*EXERCISE OBJECTIVE:* Drop every picture and copy exactly the lines from the one with "Give me the" through the last line of the listing below.

*RECORDS SUPPLIED:*
━━━━━━━━━━
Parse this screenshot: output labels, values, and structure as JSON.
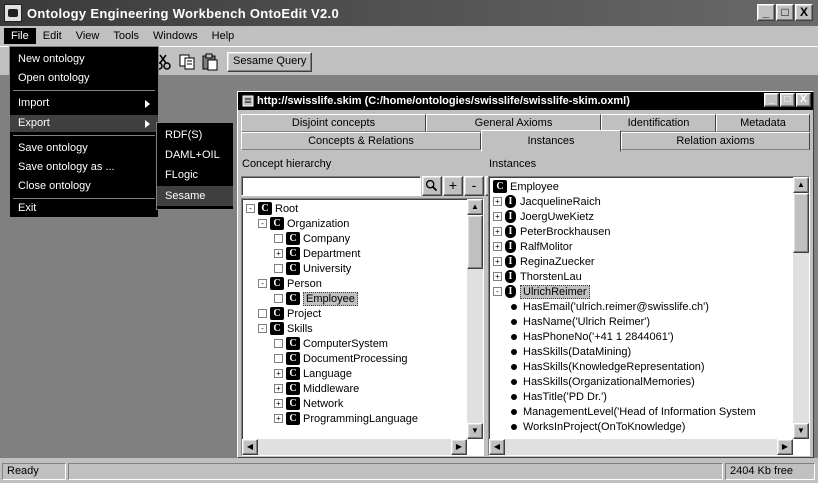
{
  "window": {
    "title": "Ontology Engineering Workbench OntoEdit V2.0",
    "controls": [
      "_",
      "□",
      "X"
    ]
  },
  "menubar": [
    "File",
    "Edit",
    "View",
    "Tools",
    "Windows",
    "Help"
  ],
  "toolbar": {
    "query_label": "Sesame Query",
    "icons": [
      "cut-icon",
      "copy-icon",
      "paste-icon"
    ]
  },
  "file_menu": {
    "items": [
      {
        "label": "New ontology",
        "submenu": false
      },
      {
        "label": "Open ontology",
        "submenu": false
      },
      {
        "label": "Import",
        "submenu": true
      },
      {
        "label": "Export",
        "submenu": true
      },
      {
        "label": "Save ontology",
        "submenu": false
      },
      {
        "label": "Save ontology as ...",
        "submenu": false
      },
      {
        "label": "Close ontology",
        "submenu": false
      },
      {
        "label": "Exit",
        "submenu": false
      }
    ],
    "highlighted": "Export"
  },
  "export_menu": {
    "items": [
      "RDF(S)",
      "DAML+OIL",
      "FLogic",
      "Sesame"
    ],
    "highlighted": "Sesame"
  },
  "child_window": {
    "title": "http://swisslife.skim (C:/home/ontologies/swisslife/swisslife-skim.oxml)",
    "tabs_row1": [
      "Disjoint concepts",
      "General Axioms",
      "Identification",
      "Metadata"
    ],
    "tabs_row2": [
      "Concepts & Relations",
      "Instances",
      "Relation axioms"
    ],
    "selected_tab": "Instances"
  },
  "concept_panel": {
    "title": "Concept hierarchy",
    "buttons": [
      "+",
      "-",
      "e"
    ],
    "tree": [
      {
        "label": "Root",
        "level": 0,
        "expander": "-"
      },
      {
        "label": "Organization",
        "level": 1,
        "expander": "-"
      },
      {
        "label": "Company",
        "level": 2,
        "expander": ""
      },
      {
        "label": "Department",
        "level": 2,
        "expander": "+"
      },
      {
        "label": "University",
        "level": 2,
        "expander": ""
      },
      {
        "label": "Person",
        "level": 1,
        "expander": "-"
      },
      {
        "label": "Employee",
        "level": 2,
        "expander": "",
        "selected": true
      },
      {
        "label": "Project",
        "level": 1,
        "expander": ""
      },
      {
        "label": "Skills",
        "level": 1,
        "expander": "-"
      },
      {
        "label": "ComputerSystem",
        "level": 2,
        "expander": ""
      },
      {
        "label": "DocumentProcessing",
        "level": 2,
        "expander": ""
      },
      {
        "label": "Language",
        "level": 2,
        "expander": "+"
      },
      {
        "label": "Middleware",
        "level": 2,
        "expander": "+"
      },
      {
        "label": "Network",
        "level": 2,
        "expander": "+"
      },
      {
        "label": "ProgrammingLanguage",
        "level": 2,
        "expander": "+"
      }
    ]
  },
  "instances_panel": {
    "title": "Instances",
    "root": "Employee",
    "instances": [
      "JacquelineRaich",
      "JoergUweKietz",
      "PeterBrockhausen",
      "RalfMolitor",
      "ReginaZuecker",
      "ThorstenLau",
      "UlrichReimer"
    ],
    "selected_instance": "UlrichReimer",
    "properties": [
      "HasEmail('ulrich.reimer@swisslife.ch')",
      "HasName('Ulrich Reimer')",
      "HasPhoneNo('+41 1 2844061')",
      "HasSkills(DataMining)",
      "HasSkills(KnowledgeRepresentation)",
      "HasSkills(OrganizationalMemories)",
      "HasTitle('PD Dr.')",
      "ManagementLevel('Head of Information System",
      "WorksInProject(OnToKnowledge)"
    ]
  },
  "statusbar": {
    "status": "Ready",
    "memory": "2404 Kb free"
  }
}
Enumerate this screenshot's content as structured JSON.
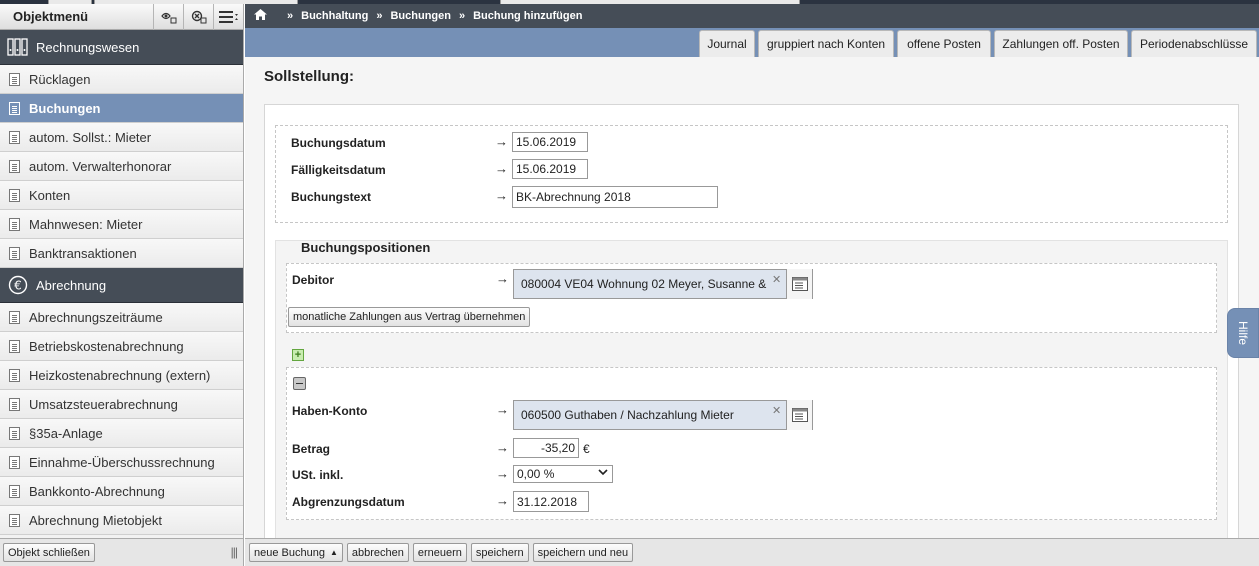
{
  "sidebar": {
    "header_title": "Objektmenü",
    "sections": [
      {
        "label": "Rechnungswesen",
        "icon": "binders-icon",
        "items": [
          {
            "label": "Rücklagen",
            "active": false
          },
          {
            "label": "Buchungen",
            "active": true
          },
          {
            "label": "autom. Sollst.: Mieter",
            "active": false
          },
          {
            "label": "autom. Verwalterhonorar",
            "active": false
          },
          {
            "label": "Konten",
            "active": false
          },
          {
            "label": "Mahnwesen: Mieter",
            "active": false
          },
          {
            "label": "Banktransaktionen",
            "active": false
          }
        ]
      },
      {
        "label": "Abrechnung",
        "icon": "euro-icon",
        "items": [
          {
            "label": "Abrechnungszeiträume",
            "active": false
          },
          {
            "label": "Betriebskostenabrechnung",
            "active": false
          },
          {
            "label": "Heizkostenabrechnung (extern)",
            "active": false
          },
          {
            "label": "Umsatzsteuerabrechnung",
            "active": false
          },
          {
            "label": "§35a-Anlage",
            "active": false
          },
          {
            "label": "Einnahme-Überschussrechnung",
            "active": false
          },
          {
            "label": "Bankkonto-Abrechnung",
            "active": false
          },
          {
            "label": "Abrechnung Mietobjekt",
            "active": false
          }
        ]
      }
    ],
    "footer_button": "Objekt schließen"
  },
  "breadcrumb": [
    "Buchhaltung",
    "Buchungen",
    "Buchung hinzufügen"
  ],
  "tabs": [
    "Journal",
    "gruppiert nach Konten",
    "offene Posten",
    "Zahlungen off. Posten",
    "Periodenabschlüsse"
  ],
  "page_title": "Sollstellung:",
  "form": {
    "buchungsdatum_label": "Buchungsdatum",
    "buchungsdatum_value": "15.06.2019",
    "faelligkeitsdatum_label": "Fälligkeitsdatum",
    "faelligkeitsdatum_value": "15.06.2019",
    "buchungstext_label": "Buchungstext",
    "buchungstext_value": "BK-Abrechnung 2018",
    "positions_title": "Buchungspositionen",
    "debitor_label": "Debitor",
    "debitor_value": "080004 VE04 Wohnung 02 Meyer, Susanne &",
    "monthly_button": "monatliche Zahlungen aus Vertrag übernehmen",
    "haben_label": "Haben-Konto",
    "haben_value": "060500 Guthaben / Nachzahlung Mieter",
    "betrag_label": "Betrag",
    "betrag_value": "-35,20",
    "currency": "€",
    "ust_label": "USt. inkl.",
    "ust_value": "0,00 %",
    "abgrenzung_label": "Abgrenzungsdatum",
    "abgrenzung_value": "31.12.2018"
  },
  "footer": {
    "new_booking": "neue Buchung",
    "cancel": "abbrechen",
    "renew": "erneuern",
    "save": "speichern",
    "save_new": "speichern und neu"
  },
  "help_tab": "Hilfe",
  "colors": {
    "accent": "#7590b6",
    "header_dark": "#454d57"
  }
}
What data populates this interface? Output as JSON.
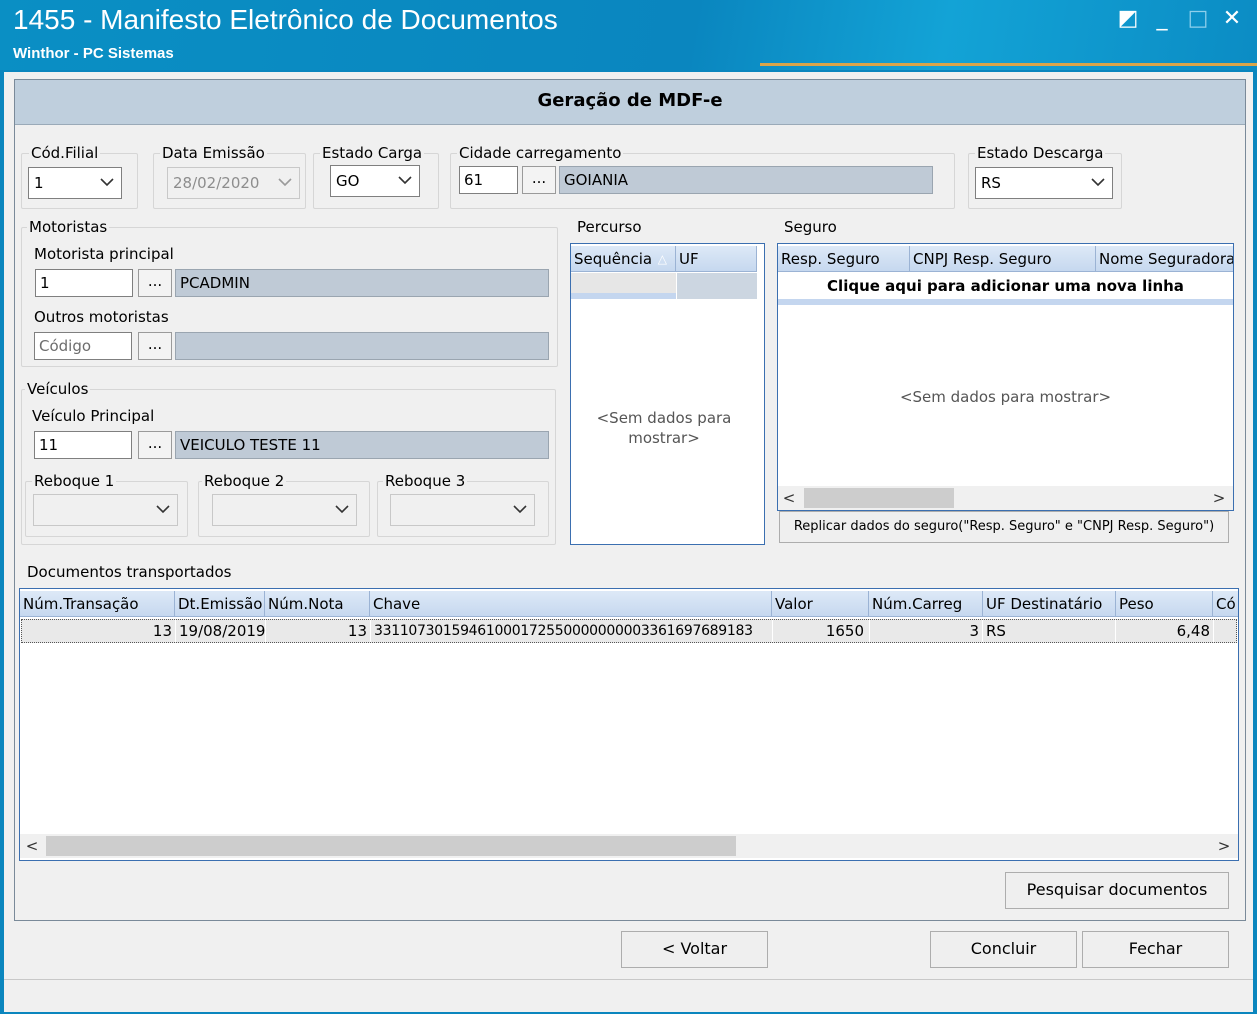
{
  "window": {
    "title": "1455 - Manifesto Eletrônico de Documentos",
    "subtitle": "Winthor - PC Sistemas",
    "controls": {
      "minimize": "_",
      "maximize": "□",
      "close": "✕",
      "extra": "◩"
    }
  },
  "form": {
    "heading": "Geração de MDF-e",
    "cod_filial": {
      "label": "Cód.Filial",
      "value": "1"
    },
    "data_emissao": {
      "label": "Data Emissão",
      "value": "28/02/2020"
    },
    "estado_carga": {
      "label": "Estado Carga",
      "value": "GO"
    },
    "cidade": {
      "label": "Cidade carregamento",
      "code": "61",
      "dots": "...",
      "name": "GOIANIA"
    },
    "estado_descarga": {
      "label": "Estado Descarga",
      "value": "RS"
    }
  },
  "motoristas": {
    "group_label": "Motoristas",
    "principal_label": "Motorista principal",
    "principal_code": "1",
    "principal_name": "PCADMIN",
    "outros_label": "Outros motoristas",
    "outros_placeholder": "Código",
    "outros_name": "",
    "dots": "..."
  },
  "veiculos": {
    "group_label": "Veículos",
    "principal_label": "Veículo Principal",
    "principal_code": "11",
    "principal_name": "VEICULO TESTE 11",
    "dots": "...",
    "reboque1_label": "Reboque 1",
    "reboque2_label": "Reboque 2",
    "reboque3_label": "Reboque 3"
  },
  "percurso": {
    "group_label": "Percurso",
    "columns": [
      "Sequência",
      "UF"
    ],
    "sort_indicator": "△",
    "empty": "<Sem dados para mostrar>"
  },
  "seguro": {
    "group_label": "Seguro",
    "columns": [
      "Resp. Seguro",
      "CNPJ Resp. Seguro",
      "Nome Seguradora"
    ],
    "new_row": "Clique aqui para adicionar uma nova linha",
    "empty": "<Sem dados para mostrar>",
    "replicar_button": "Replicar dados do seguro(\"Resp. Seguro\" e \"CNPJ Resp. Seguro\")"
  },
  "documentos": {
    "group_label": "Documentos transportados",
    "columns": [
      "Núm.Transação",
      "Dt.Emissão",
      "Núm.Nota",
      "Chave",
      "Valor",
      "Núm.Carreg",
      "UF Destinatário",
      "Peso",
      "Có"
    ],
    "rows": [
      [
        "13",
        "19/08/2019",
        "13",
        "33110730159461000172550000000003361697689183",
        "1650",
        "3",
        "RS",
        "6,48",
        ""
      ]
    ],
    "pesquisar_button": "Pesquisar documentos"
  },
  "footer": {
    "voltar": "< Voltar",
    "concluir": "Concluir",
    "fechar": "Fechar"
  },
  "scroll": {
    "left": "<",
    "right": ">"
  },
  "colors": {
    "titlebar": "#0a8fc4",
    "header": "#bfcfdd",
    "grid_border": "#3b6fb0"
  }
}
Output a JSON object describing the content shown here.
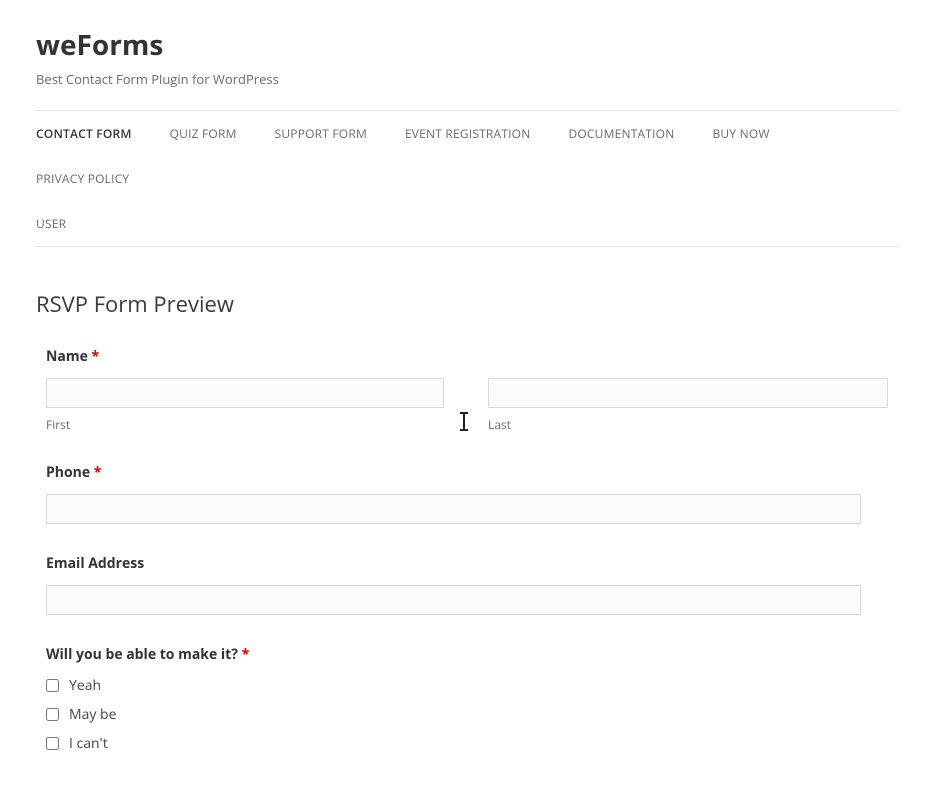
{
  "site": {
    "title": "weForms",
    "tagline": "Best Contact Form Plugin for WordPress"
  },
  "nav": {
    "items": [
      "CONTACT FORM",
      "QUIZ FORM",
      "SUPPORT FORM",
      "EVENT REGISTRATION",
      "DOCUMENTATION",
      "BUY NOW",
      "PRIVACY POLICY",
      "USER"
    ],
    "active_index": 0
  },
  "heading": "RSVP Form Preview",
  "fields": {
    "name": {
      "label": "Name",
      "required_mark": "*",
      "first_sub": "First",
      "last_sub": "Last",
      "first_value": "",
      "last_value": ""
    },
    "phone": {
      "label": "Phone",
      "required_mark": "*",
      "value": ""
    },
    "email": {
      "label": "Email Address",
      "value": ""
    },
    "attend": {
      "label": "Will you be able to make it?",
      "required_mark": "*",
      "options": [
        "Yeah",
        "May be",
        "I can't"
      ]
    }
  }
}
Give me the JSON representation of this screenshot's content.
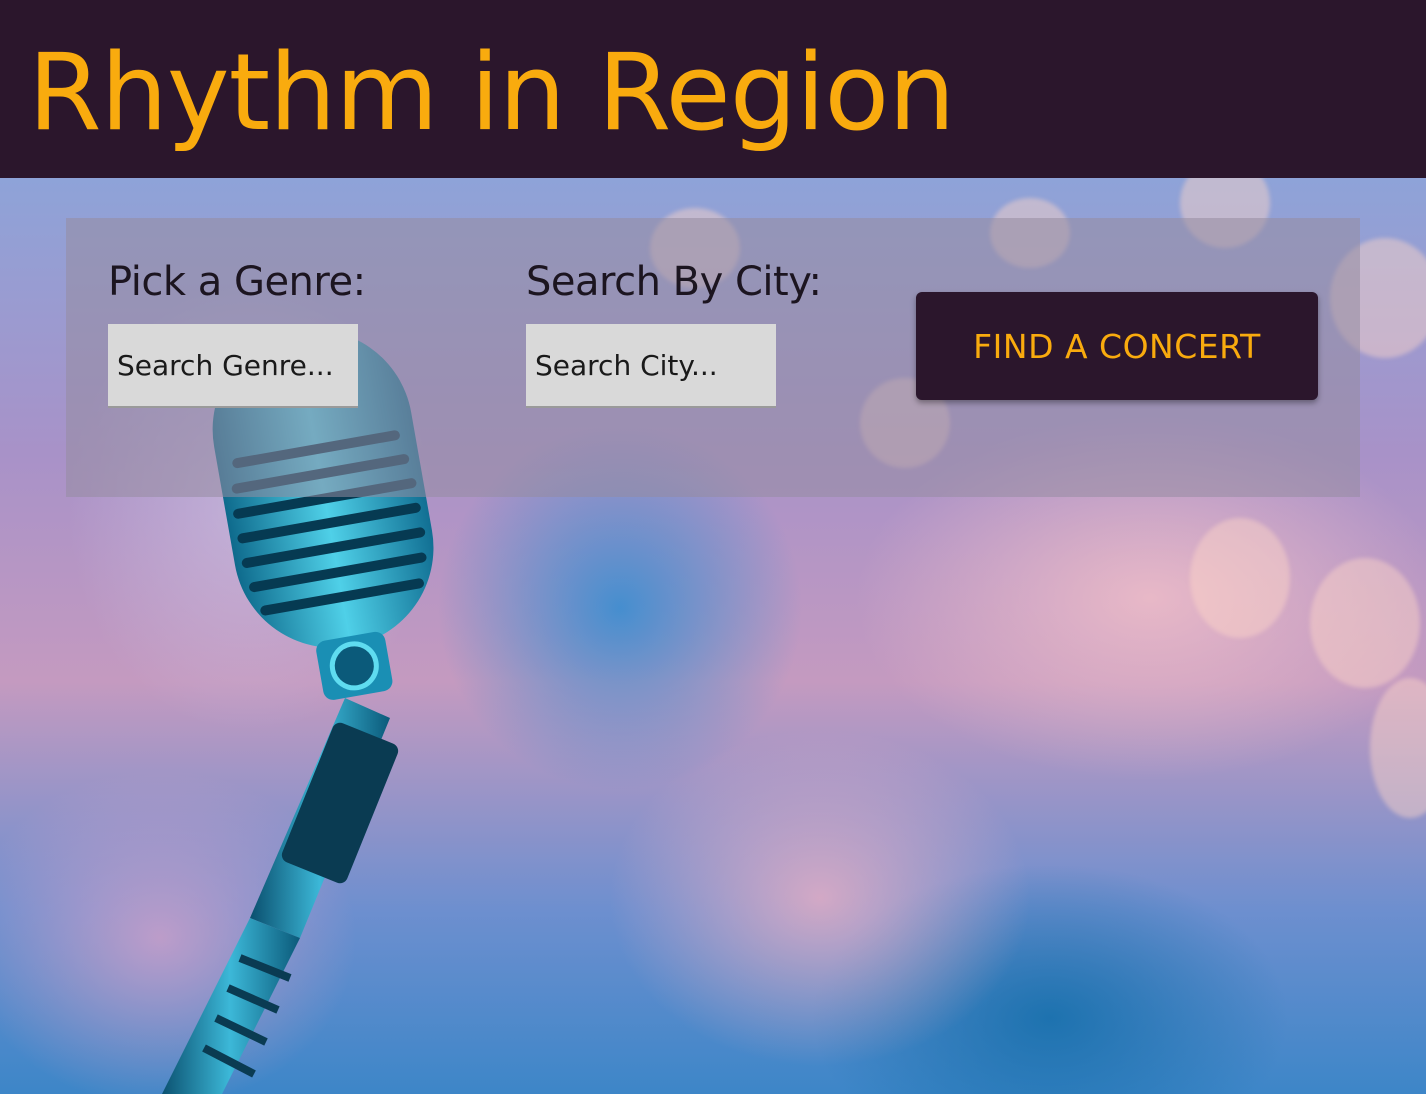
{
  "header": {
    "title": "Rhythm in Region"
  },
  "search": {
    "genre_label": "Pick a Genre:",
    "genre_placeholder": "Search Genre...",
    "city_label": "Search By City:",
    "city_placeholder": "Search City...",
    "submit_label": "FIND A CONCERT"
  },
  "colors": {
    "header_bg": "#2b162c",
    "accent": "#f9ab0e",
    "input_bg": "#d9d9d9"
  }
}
━━━━━━━━━━
*CORRECT ANSWER:*
Give me the JSON representation of this screenshot's content.
{
  "header": {
    "title": "Rhythm in Region"
  },
  "search": {
    "genre_label": "Pick a Genre:",
    "genre_placeholder": "Search Genre...",
    "city_label": "Search By City:",
    "city_placeholder": "Search City...",
    "submit_label": "FIND A CONCERT"
  },
  "colors": {
    "header_bg": "#2b162c",
    "accent": "#f9ab0e",
    "input_bg": "#d9d9d9"
  }
}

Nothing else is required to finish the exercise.